> **Saved entries**:
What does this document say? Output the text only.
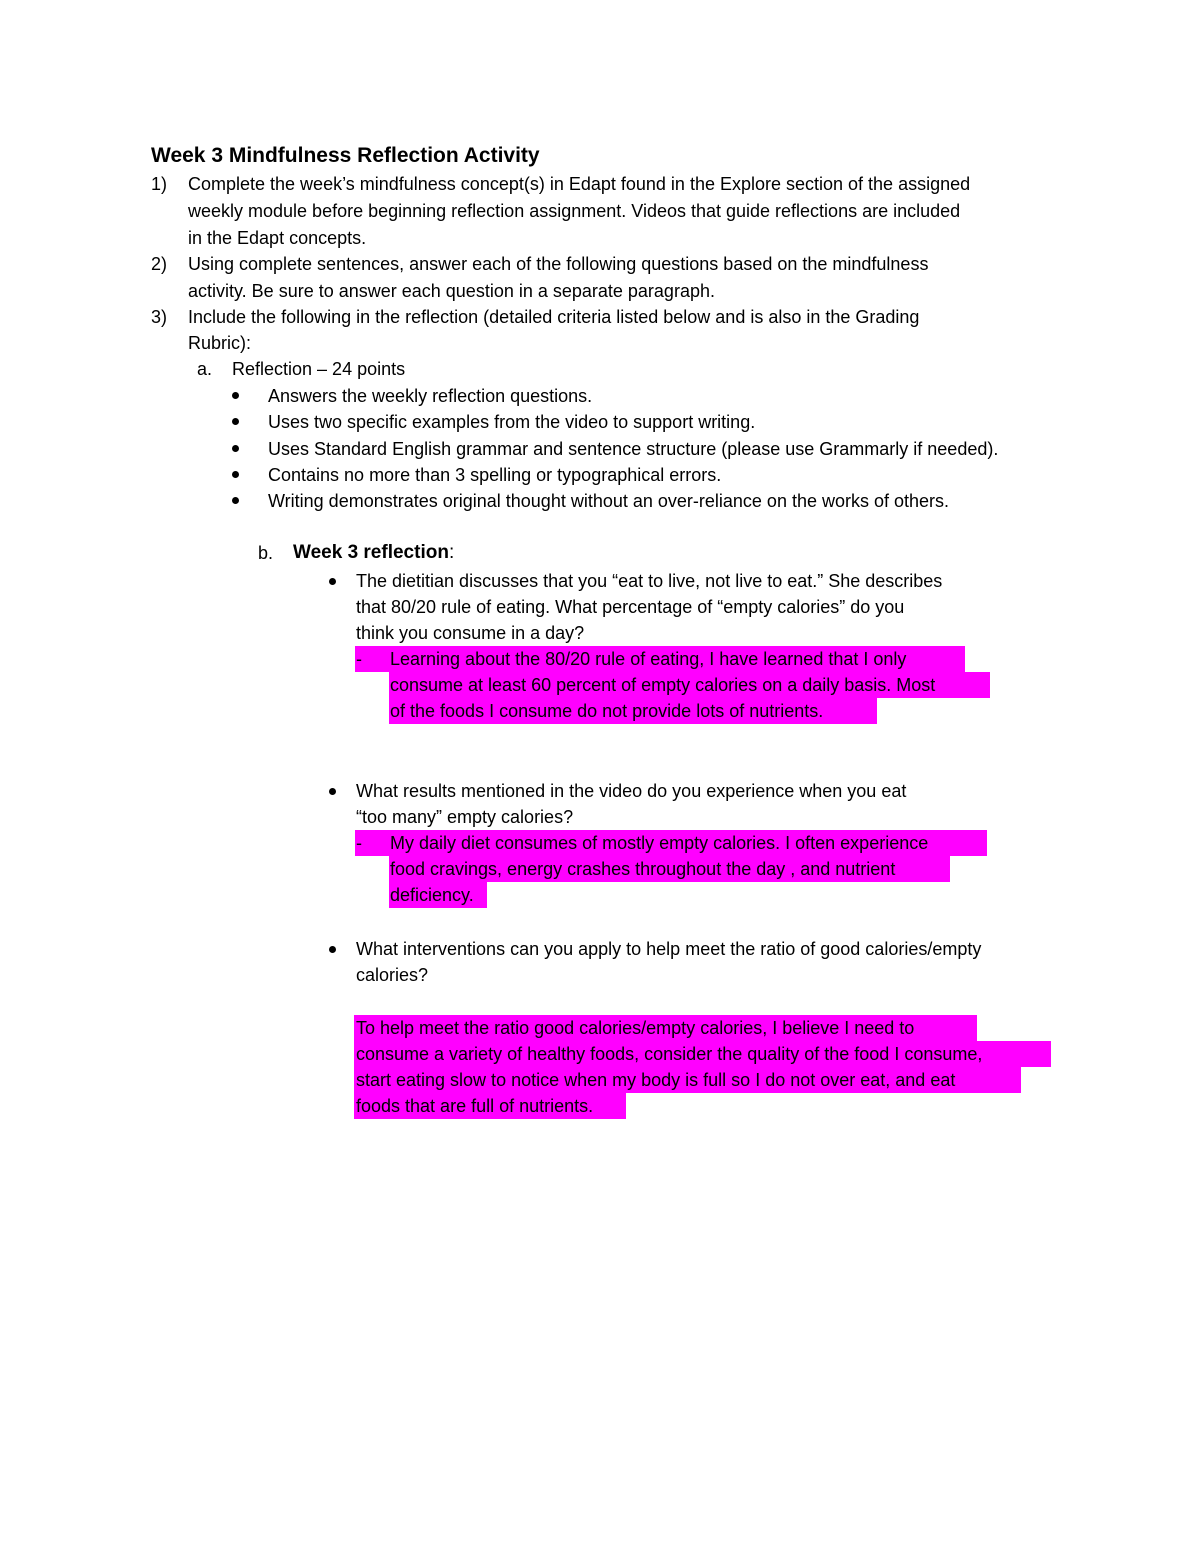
Week 3 Mindfulness Reflection Activity
1) Complete the week’s mindfulness concept(s) in Edapt found in the Explore section of the assigned
weekly module before beginning reflection assignment. Videos that guide reflections are included
in the Edapt concepts.
2) Using complete sentences, answer each of the following questions based on the mindfulness
activity. Be sure to answer each question in a separate paragraph.
3) Include the following in the reflection (detailed criteria listed below and is also in the Grading
Rubric):
a. Reflection – 24 points
Answers the weekly reflection questions.
Uses two specific examples from the video to support writing.
Uses Standard English grammar and sentence structure (please use Grammarly if needed).
Contains no more than 3 spelling or typographical errors.
Writing demonstrates original thought without an over-reliance on the works of others.
b. Week 3 reflection:
The dietitian discusses that you “eat to live, not live to eat.” She describes
that 80/20 rule of eating. What percentage of “empty calories” do you
think you consume in a day?
- Learning about the 80/20 rule of eating, I have learned that I only
consume at least 60 percent of empty calories on a daily basis. Most
of the foods I consume do not provide lots of nutrients.
What results mentioned in the video do you experience when you eat
“too many” empty calories?
- My daily diet consumes of mostly empty calories. I often experience
food cravings, energy crashes throughout the day , and nutrient
deficiency.
What interventions can you apply to help meet the ratio of good calories/empty
calories?
To help meet the ratio good calories/empty calories, I believe I need to
consume a variety of healthy foods, consider the quality of the food I consume,
start eating slow to notice when my body is full so I do not over eat, and eat
foods that are full of nutrients.
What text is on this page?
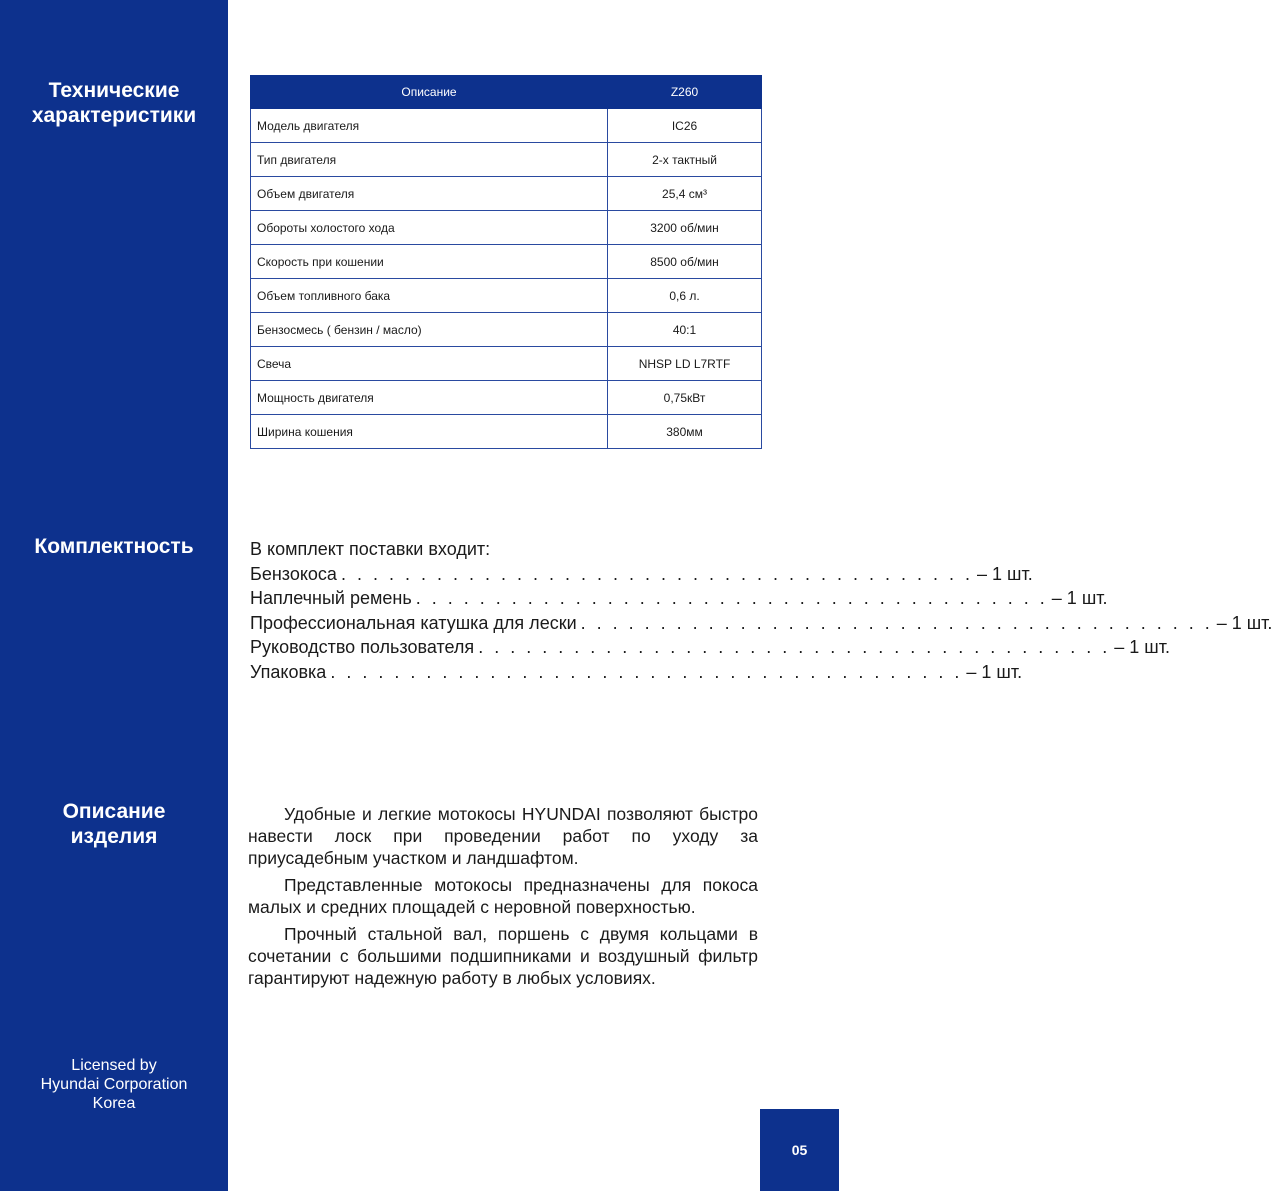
Технические
характеристики
Комплектность
Описание
изделия
Licensed by
Hyundai Corporation
Korea
Описание	Z260
Модель двигателя	IC26
Тип двигателя	2-х тактный
Объем двигателя	25,4 см³
Обороты холостого хода	3200 об/мин
Скорость при кошении	8500 об/мин
Объем топливного бака	0,6 л.
Бензосмесь ( бензин / масло)	40:1
Свеча	NHSP LD L7RTF
Мощность двигателя	0,75кВт
Ширина кошения	380мм
В комплект поставки входит:
Бензокоса . . . . . . . . . . . . . . . . . . . . . . . . . . . . . . . . . . . . . . . . – 1 шт.
Наплечный ремень . . . . . . . . . . . . . . . . . . . . . . . . . . . . . . . . . . . . . . . . – 1 шт.
Профессиональная катушка для лески . . . . . . . . . . . . . . . . . . . . . . . . . . . . . . . . . . . . . . . . – 1 шт.
Руководство пользователя . . . . . . . . . . . . . . . . . . . . . . . . . . . . . . . . . . . . . . . . – 1 шт.
Упаковка . . . . . . . . . . . . . . . . . . . . . . . . . . . . . . . . . . . . . . . . – 1 шт.

Удобные и легкие мотокосы HYUNDAI позволяют быстро навести лоск при проведении работ по уходу за приусадебным участком и ландшафтом.

Представленные мотокосы предназначены для покоса малых и средних площадей с неровной поверхностью.

Прочный стальной вал, поршень с двумя кольцами в сочетании с большими подшипниками и воздушный фильтр гарантируют надежную работу в любых условиях.

05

> **Request**:
Copy every record character for character. Skip the pictures.

> **Answer for this exercise**:
What does this document say? Output the text only.
Week 3 Mindfulness Reflection Activity
1) Complete the week’s mindfulness concept(s) in Edapt found in the Explore section of the assigned
weekly module before beginning reflection assignment. Videos that guide reflections are included
in the Edapt concepts.
2) Using complete sentences, answer each of the following questions based on the mindfulness
activity. Be sure to answer each question in a separate paragraph.
3) Include the following in the reflection (detailed criteria listed below and is also in the Grading
Rubric):
a. Reflection – 24 points
Answers the weekly reflection questions.
Uses two specific examples from the video to support writing.
Uses Standard English grammar and sentence structure (please use Grammarly if needed).
Contains no more than 3 spelling or typographical errors.
Writing demonstrates original thought without an over-reliance on the works of others.
b. Week 3 reflection:
The dietitian discusses that you “eat to live, not live to eat.” She describes
that 80/20 rule of eating. What percentage of “empty calories” do you
think you consume in a day?
- Learning about the 80/20 rule of eating, I have learned that I only
consume at least 60 percent of empty calories on a daily basis. Most
of the foods I consume do not provide lots of nutrients.
What results mentioned in the video do you experience when you eat
“too many” empty calories?
- My daily diet consumes of mostly empty calories. I often experience
food cravings, energy crashes throughout the day , and nutrient
deficiency.
What interventions can you apply to help meet the ratio of good calories/empty
calories?
To help meet the ratio good calories/empty calories, I believe I need to
consume a variety of healthy foods, consider the quality of the food I consume,
start eating slow to notice when my body is full so I do not over eat, and eat
foods that are full of nutrients.
What text is on this page?
Технические
характеристики
Комплектность
Описание
изделия
Licensed by
Hyundai Corporation
Korea
Описание	Z260
Модель двигателя	IC26
Тип двигателя	2-х тактный
Объем двигателя	25,4 см³
Обороты холостого хода	3200 об/мин
Скорость при кошении	8500 об/мин
Объем топливного бака	0,6 л.
Бензосмесь ( бензин / масло)	40:1
Свеча	NHSP LD L7RTF
Мощность двигателя	0,75кВт
Ширина кошения	380мм
В комплект поставки входит:
Бензокоса . . . . . . . . . . . . . . . . . . . . . . . . . . . . . . . . . . . . . . . . – 1 шт.
Наплечный ремень . . . . . . . . . . . . . . . . . . . . . . . . . . . . . . . . . . . . . . . . – 1 шт.
Профессиональная катушка для лески . . . . . . . . . . . . . . . . . . . . . . . . . . . . . . . . . . . . . . . . – 1 шт.
Руководство пользователя . . . . . . . . . . . . . . . . . . . . . . . . . . . . . . . . . . . . . . . . – 1 шт.
Упаковка . . . . . . . . . . . . . . . . . . . . . . . . . . . . . . . . . . . . . . . . – 1 шт.

Удобные и легкие мотокосы HYUNDAI позволяют быстро навести лоск при проведении работ по уходу за приусадебным участком и ландшафтом.

Представленные мотокосы предназначены для покоса малых и средних площадей с неровной поверхностью.

Прочный стальной вал, поршень с двумя кольцами в сочетании с большими подшипниками и воздушный фильтр гарантируют надежную работу в любых условиях.

05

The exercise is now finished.